[Dataset items]
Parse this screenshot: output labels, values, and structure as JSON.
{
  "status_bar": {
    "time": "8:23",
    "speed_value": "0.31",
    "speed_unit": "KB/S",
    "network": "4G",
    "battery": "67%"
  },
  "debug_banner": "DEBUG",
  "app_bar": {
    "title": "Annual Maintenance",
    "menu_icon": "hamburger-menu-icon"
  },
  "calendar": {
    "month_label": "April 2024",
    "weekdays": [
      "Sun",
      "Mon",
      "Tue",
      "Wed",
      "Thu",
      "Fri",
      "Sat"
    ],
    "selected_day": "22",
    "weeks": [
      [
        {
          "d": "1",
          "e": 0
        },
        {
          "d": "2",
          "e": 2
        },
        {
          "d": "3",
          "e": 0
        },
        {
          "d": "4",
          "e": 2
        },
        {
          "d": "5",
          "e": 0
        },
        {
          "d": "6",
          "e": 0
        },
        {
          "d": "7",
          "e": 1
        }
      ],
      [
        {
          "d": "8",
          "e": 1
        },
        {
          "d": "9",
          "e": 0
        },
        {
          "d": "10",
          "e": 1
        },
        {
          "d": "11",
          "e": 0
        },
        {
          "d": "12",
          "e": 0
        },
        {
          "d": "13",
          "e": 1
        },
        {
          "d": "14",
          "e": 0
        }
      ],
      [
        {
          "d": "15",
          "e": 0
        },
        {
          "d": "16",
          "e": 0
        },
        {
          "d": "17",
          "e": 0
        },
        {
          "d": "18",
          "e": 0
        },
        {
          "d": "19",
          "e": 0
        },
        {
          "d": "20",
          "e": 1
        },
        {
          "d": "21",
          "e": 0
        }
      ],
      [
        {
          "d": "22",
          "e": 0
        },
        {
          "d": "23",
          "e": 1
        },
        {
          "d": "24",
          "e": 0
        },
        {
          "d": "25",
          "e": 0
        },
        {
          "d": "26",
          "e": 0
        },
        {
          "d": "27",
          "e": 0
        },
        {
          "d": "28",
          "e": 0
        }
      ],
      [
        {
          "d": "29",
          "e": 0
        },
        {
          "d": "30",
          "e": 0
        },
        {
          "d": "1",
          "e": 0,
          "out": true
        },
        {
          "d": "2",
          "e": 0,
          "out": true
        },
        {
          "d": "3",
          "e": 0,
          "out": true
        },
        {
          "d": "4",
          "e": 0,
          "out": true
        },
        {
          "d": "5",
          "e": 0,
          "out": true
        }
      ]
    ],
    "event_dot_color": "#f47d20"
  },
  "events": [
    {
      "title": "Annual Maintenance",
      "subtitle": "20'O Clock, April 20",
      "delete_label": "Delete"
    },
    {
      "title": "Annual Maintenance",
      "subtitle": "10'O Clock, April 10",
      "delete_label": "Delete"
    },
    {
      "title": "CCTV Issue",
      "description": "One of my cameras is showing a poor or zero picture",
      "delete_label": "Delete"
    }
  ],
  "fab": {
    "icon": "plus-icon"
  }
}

...

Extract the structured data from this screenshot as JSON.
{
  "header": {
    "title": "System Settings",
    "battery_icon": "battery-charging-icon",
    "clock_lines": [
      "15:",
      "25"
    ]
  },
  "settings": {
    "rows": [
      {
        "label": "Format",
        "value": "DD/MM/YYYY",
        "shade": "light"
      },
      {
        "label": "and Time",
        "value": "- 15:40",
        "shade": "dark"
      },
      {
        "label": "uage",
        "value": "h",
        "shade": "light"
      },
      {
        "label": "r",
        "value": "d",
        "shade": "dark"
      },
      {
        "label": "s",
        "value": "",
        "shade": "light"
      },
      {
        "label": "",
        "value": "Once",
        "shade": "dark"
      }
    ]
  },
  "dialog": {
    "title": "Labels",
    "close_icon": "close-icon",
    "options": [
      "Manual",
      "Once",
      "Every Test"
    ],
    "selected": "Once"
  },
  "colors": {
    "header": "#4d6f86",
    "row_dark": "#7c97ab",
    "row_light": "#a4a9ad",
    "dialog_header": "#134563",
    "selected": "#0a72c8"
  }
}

• What this task involves:
From the entries above, copy every line that holds the word "subtitle".

• Solution to this task:
      "subtitle": "20'O Clock, April 20",
      "subtitle": "10'O Clock, April 10",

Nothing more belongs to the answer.